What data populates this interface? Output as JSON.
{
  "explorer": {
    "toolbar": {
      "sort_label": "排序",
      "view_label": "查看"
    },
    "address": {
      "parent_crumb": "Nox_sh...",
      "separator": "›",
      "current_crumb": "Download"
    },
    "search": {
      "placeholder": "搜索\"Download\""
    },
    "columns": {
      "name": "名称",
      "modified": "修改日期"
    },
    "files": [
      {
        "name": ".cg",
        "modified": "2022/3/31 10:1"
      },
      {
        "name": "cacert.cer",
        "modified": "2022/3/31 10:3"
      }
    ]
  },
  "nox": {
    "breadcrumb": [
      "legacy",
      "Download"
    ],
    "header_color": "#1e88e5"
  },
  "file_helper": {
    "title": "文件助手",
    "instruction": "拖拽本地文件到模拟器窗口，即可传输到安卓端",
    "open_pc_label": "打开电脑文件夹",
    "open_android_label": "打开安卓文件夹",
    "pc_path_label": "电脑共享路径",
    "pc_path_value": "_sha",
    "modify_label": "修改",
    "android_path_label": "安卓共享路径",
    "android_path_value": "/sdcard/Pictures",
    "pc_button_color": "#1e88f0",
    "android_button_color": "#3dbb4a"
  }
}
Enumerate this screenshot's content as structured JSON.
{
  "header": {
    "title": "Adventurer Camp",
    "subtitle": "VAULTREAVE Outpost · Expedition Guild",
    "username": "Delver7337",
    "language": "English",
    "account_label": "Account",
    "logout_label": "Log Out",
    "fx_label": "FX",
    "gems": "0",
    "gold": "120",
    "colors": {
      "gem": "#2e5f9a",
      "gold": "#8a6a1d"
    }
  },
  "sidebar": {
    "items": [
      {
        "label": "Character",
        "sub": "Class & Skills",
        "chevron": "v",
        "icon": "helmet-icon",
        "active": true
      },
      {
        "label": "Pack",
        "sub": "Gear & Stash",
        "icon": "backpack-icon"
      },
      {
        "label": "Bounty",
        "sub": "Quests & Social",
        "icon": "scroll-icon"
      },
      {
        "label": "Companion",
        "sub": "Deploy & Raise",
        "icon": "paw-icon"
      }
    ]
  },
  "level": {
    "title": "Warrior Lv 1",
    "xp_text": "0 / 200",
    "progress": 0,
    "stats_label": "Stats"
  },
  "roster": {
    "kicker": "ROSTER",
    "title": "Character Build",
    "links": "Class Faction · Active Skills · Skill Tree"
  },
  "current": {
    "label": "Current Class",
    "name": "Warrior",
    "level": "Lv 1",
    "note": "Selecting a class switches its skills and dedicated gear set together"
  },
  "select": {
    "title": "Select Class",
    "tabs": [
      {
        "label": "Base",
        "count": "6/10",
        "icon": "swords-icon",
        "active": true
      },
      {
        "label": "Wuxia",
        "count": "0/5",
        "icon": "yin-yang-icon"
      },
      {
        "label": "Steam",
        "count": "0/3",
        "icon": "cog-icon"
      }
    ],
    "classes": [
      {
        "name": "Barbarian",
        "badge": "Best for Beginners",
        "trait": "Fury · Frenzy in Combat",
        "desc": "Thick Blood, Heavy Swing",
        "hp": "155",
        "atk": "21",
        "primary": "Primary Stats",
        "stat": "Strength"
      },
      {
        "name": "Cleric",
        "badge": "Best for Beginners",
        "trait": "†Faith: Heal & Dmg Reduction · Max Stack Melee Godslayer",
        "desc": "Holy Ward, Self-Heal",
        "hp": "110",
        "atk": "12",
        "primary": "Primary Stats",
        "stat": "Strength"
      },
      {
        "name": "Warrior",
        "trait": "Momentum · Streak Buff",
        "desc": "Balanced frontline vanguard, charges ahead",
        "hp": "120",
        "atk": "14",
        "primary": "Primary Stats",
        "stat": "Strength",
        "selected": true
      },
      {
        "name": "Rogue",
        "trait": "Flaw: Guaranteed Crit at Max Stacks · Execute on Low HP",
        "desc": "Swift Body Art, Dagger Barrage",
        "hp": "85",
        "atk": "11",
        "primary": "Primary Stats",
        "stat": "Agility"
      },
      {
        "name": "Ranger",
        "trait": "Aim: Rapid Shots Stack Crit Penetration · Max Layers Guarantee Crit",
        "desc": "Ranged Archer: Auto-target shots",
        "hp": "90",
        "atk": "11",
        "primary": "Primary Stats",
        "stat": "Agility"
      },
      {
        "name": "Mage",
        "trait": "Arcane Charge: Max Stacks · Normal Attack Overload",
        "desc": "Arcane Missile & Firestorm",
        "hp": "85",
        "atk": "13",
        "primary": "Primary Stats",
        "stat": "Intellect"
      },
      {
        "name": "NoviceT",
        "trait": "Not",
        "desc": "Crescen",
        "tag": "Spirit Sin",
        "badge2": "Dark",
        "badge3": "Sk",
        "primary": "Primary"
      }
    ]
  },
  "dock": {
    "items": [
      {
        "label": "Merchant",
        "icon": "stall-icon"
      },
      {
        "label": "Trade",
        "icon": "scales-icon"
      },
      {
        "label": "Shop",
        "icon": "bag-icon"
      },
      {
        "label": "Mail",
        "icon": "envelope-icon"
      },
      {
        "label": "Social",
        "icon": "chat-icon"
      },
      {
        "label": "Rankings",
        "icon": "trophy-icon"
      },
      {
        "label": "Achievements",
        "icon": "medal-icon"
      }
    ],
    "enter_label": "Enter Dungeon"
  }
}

PROBLEM DETAILS
Copy out the whole listing exactly as written.

OUTPUT OF THE EXERCISE
What data populates this interface? Output as JSON.
{
  "explorer": {
    "toolbar": {
      "sort_label": "排序",
      "view_label": "查看"
    },
    "address": {
      "parent_crumb": "Nox_sh...",
      "separator": "›",
      "current_crumb": "Download"
    },
    "search": {
      "placeholder": "搜索\"Download\""
    },
    "columns": {
      "name": "名称",
      "modified": "修改日期"
    },
    "files": [
      {
        "name": ".cg",
        "modified": "2022/3/31 10:1"
      },
      {
        "name": "cacert.cer",
        "modified": "2022/3/31 10:3"
      }
    ]
  },
  "nox": {
    "breadcrumb": [
      "legacy",
      "Download"
    ],
    "header_color": "#1e88e5"
  },
  "file_helper": {
    "title": "文件助手",
    "instruction": "拖拽本地文件到模拟器窗口，即可传输到安卓端",
    "open_pc_label": "打开电脑文件夹",
    "open_android_label": "打开安卓文件夹",
    "pc_path_label": "电脑共享路径",
    "pc_path_value": "_sha",
    "modify_label": "修改",
    "android_path_label": "安卓共享路径",
    "android_path_value": "/sdcard/Pictures",
    "pc_button_color": "#1e88f0",
    "android_button_color": "#3dbb4a"
  }
}
Enumerate this screenshot's content as structured JSON.
{
  "header": {
    "title": "Adventurer Camp",
    "subtitle": "VAULTREAVE Outpost · Expedition Guild",
    "username": "Delver7337",
    "language": "English",
    "account_label": "Account",
    "logout_label": "Log Out",
    "fx_label": "FX",
    "gems": "0",
    "gold": "120",
    "colors": {
      "gem": "#2e5f9a",
      "gold": "#8a6a1d"
    }
  },
  "sidebar": {
    "items": [
      {
        "label": "Character",
        "sub": "Class & Skills",
        "chevron": "v",
        "icon": "helmet-icon",
        "active": true
      },
      {
        "label": "Pack",
        "sub": "Gear & Stash",
        "icon": "backpack-icon"
      },
      {
        "label": "Bounty",
        "sub": "Quests & Social",
        "icon": "scroll-icon"
      },
      {
        "label": "Companion",
        "sub": "Deploy & Raise",
        "icon": "paw-icon"
      }
    ]
  },
  "level": {
    "title": "Warrior Lv 1",
    "xp_text": "0 / 200",
    "progress": 0,
    "stats_label": "Stats"
  },
  "roster": {
    "kicker": "ROSTER",
    "title": "Character Build",
    "links": "Class Faction · Active Skills · Skill Tree"
  },
  "current": {
    "label": "Current Class",
    "name": "Warrior",
    "level": "Lv 1",
    "note": "Selecting a class switches its skills and dedicated gear set together"
  },
  "select": {
    "title": "Select Class",
    "tabs": [
      {
        "label": "Base",
        "count": "6/10",
        "icon": "swords-icon",
        "active": true
      },
      {
        "label": "Wuxia",
        "count": "0/5",
        "icon": "yin-yang-icon"
      },
      {
        "label": "Steam",
        "count": "0/3",
        "icon": "cog-icon"
      }
    ],
    "classes": [
      {
        "name": "Barbarian",
        "badge": "Best for Beginners",
        "trait": "Fury · Frenzy in Combat",
        "desc": "Thick Blood, Heavy Swing",
        "hp": "155",
        "atk": "21",
        "primary": "Primary Stats",
        "stat": "Strength"
      },
      {
        "name": "Cleric",
        "badge": "Best for Beginners",
        "trait": "†Faith: Heal & Dmg Reduction · Max Stack Melee Godslayer",
        "desc": "Holy Ward, Self-Heal",
        "hp": "110",
        "atk": "12",
        "primary": "Primary Stats",
        "stat": "Strength"
      },
      {
        "name": "Warrior",
        "trait": "Momentum · Streak Buff",
        "desc": "Balanced frontline vanguard, charges ahead",
        "hp": "120",
        "atk": "14",
        "primary": "Primary Stats",
        "stat": "Strength",
        "selected": true
      },
      {
        "name": "Rogue",
        "trait": "Flaw: Guaranteed Crit at Max Stacks · Execute on Low HP",
        "desc": "Swift Body Art, Dagger Barrage",
        "hp": "85",
        "atk": "11",
        "primary": "Primary Stats",
        "stat": "Agility"
      },
      {
        "name": "Ranger",
        "trait": "Aim: Rapid Shots Stack Crit Penetration · Max Layers Guarantee Crit",
        "desc": "Ranged Archer: Auto-target shots",
        "hp": "90",
        "atk": "11",
        "primary": "Primary Stats",
        "stat": "Agility"
      },
      {
        "name": "Mage",
        "trait": "Arcane Charge: Max Stacks · Normal Attack Overload",
        "desc": "Arcane Missile & Firestorm",
        "hp": "85",
        "atk": "13",
        "primary": "Primary Stats",
        "stat": "Intellect"
      },
      {
        "name": "NoviceT",
        "trait": "Not",
        "desc": "Crescen",
        "tag": "Spirit Sin",
        "badge2": "Dark",
        "badge3": "Sk",
        "primary": "Primary"
      }
    ]
  },
  "dock": {
    "items": [
      {
        "label": "Merchant",
        "icon": "stall-icon"
      },
      {
        "label": "Trade",
        "icon": "scales-icon"
      },
      {
        "label": "Shop",
        "icon": "bag-icon"
      },
      {
        "label": "Mail",
        "icon": "envelope-icon"
      },
      {
        "label": "Social",
        "icon": "chat-icon"
      },
      {
        "label": "Rankings",
        "icon": "trophy-icon"
      },
      {
        "label": "Achievements",
        "icon": "medal-icon"
      }
    ],
    "enter_label": "Enter Dungeon"
  }
}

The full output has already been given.